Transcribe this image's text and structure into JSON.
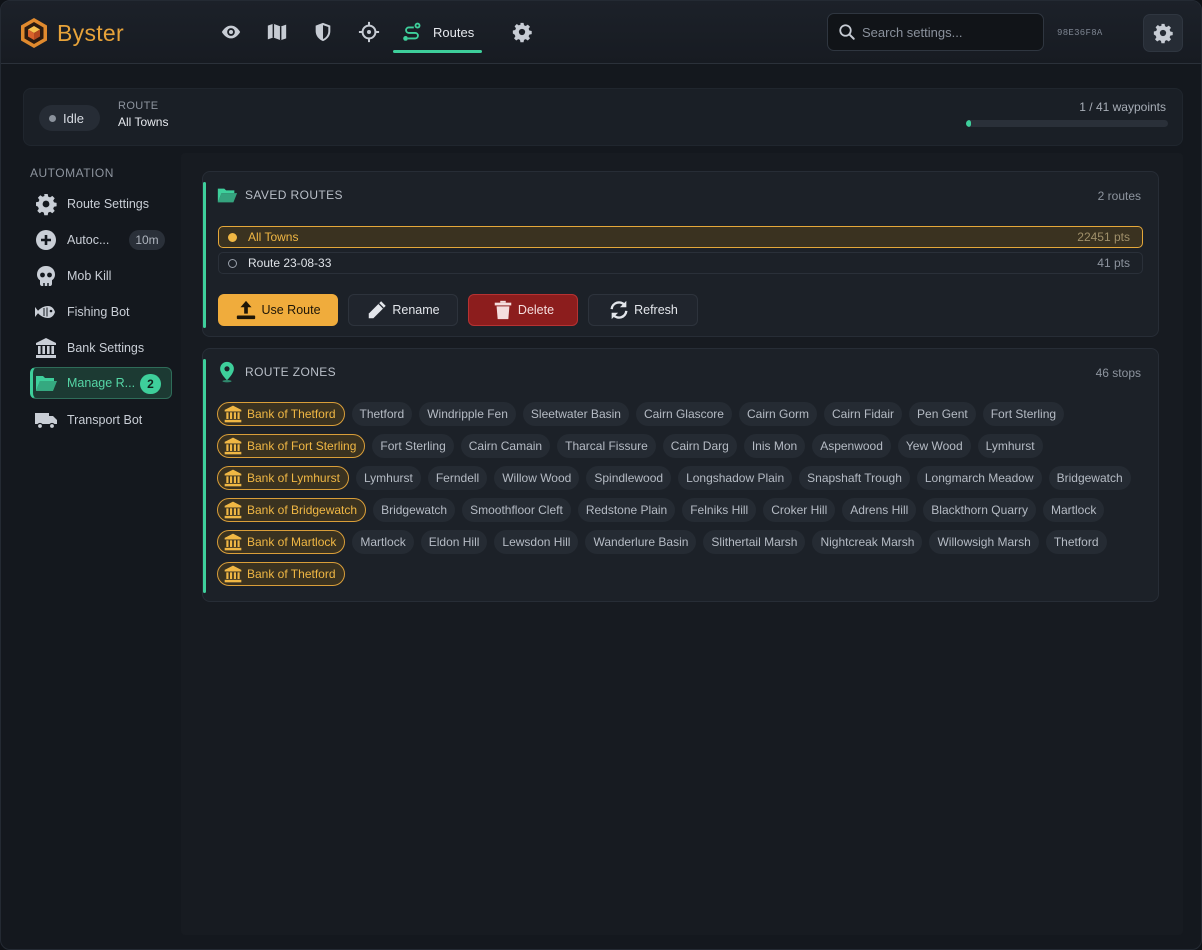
{
  "app": {
    "name": "Byster",
    "hwid": "98E36F8A",
    "search_placeholder": "Search settings...",
    "colors": {
      "accent": "#3ecf9b",
      "brand": "#e7a33a",
      "bank": "#f0b744",
      "danger": "#8c1d1d"
    }
  },
  "nav": {
    "icons": [
      "eye-icon",
      "map-icon",
      "shield-icon",
      "crosshair-icon"
    ],
    "active_label": "Routes",
    "trailing_icon": "gear-icon"
  },
  "status": {
    "state": "Idle",
    "route_kicker": "ROUTE",
    "route_name": "All Towns",
    "waypoints": "1 / 41 waypoints",
    "progress_fraction": 0.024
  },
  "sidebar": {
    "heading": "AUTOMATION",
    "items": [
      {
        "label": "Route Settings",
        "icon": "gear-icon"
      },
      {
        "label": "Autoc...",
        "icon": "plus-circle-icon",
        "badge": "10m"
      },
      {
        "label": "Mob Kill",
        "icon": "skull-icon"
      },
      {
        "label": "Fishing Bot",
        "icon": "fish-icon"
      },
      {
        "label": "Bank Settings",
        "icon": "bank-icon"
      },
      {
        "label": "Manage R...",
        "icon": "folder-open-icon",
        "badge": "2",
        "active": true
      },
      {
        "label": "Transport Bot",
        "icon": "truck-icon"
      }
    ]
  },
  "saved_routes": {
    "title": "SAVED ROUTES",
    "count": "2 routes",
    "routes": [
      {
        "name": "All Towns",
        "pts": "22451 pts",
        "selected": true
      },
      {
        "name": "Route 23-08-33",
        "pts": "41 pts",
        "selected": false
      }
    ],
    "buttons": {
      "use": "Use Route",
      "rename": "Rename",
      "delete": "Delete",
      "refresh": "Refresh"
    }
  },
  "route_zones": {
    "title": "ROUTE ZONES",
    "count": "46 stops",
    "zones": [
      {
        "name": "Bank of Thetford",
        "bank": true
      },
      {
        "name": "Thetford"
      },
      {
        "name": "Windripple Fen"
      },
      {
        "name": "Sleetwater Basin"
      },
      {
        "name": "Cairn Glascore"
      },
      {
        "name": "Cairn Gorm"
      },
      {
        "name": "Cairn Fidair"
      },
      {
        "name": "Pen Gent"
      },
      {
        "name": "Fort Sterling"
      },
      {
        "name": "Bank of Fort Sterling",
        "bank": true
      },
      {
        "name": "Fort Sterling"
      },
      {
        "name": "Cairn Camain"
      },
      {
        "name": "Tharcal Fissure"
      },
      {
        "name": "Cairn Darg"
      },
      {
        "name": "Inis Mon"
      },
      {
        "name": "Aspenwood"
      },
      {
        "name": "Yew Wood"
      },
      {
        "name": "Lymhurst"
      },
      {
        "name": "Bank of Lymhurst",
        "bank": true
      },
      {
        "name": "Lymhurst"
      },
      {
        "name": "Ferndell"
      },
      {
        "name": "Willow Wood"
      },
      {
        "name": "Spindlewood"
      },
      {
        "name": "Longshadow Plain"
      },
      {
        "name": "Snapshaft Trough"
      },
      {
        "name": "Longmarch Meadow"
      },
      {
        "name": "Bridgewatch"
      },
      {
        "name": "Bank of Bridgewatch",
        "bank": true
      },
      {
        "name": "Bridgewatch"
      },
      {
        "name": "Smoothfloor Cleft"
      },
      {
        "name": "Redstone Plain"
      },
      {
        "name": "Felniks Hill"
      },
      {
        "name": "Croker Hill"
      },
      {
        "name": "Adrens Hill"
      },
      {
        "name": "Blackthorn Quarry"
      },
      {
        "name": "Martlock"
      },
      {
        "name": "Bank of Martlock",
        "bank": true
      },
      {
        "name": "Martlock"
      },
      {
        "name": "Eldon Hill"
      },
      {
        "name": "Lewsdon Hill"
      },
      {
        "name": "Wanderlure Basin"
      },
      {
        "name": "Slithertail Marsh"
      },
      {
        "name": "Nightcreak Marsh"
      },
      {
        "name": "Willowsigh Marsh"
      },
      {
        "name": "Thetford"
      },
      {
        "name": "Bank of Thetford",
        "bank": true
      }
    ]
  }
}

*SHORT TASK*
Copy the listing over exactly, skipping the pictures it holds.

*REPLY*
Transcribe this image's text and structure into JSON.
{
  "app": {
    "name": "Byster",
    "hwid": "98E36F8A",
    "search_placeholder": "Search settings...",
    "colors": {
      "accent": "#3ecf9b",
      "brand": "#e7a33a",
      "bank": "#f0b744",
      "danger": "#8c1d1d"
    }
  },
  "nav": {
    "icons": [
      "eye-icon",
      "map-icon",
      "shield-icon",
      "crosshair-icon"
    ],
    "active_label": "Routes",
    "trailing_icon": "gear-icon"
  },
  "status": {
    "state": "Idle",
    "route_kicker": "ROUTE",
    "route_name": "All Towns",
    "waypoints": "1 / 41 waypoints",
    "progress_fraction": 0.024
  },
  "sidebar": {
    "heading": "AUTOMATION",
    "items": [
      {
        "label": "Route Settings",
        "icon": "gear-icon"
      },
      {
        "label": "Autoc...",
        "icon": "plus-circle-icon",
        "badge": "10m"
      },
      {
        "label": "Mob Kill",
        "icon": "skull-icon"
      },
      {
        "label": "Fishing Bot",
        "icon": "fish-icon"
      },
      {
        "label": "Bank Settings",
        "icon": "bank-icon"
      },
      {
        "label": "Manage R...",
        "icon": "folder-open-icon",
        "badge": "2",
        "active": true
      },
      {
        "label": "Transport Bot",
        "icon": "truck-icon"
      }
    ]
  },
  "saved_routes": {
    "title": "SAVED ROUTES",
    "count": "2 routes",
    "routes": [
      {
        "name": "All Towns",
        "pts": "22451 pts",
        "selected": true
      },
      {
        "name": "Route 23-08-33",
        "pts": "41 pts",
        "selected": false
      }
    ],
    "buttons": {
      "use": "Use Route",
      "rename": "Rename",
      "delete": "Delete",
      "refresh": "Refresh"
    }
  },
  "route_zones": {
    "title": "ROUTE ZONES",
    "count": "46 stops",
    "zones": [
      {
        "name": "Bank of Thetford",
        "bank": true
      },
      {
        "name": "Thetford"
      },
      {
        "name": "Windripple Fen"
      },
      {
        "name": "Sleetwater Basin"
      },
      {
        "name": "Cairn Glascore"
      },
      {
        "name": "Cairn Gorm"
      },
      {
        "name": "Cairn Fidair"
      },
      {
        "name": "Pen Gent"
      },
      {
        "name": "Fort Sterling"
      },
      {
        "name": "Bank of Fort Sterling",
        "bank": true
      },
      {
        "name": "Fort Sterling"
      },
      {
        "name": "Cairn Camain"
      },
      {
        "name": "Tharcal Fissure"
      },
      {
        "name": "Cairn Darg"
      },
      {
        "name": "Inis Mon"
      },
      {
        "name": "Aspenwood"
      },
      {
        "name": "Yew Wood"
      },
      {
        "name": "Lymhurst"
      },
      {
        "name": "Bank of Lymhurst",
        "bank": true
      },
      {
        "name": "Lymhurst"
      },
      {
        "name": "Ferndell"
      },
      {
        "name": "Willow Wood"
      },
      {
        "name": "Spindlewood"
      },
      {
        "name": "Longshadow Plain"
      },
      {
        "name": "Snapshaft Trough"
      },
      {
        "name": "Longmarch Meadow"
      },
      {
        "name": "Bridgewatch"
      },
      {
        "name": "Bank of Bridgewatch",
        "bank": true
      },
      {
        "name": "Bridgewatch"
      },
      {
        "name": "Smoothfloor Cleft"
      },
      {
        "name": "Redstone Plain"
      },
      {
        "name": "Felniks Hill"
      },
      {
        "name": "Croker Hill"
      },
      {
        "name": "Adrens Hill"
      },
      {
        "name": "Blackthorn Quarry"
      },
      {
        "name": "Martlock"
      },
      {
        "name": "Bank of Martlock",
        "bank": true
      },
      {
        "name": "Martlock"
      },
      {
        "name": "Eldon Hill"
      },
      {
        "name": "Lewsdon Hill"
      },
      {
        "name": "Wanderlure Basin"
      },
      {
        "name": "Slithertail Marsh"
      },
      {
        "name": "Nightcreak Marsh"
      },
      {
        "name": "Willowsigh Marsh"
      },
      {
        "name": "Thetford"
      },
      {
        "name": "Bank of Thetford",
        "bank": true
      }
    ]
  }
}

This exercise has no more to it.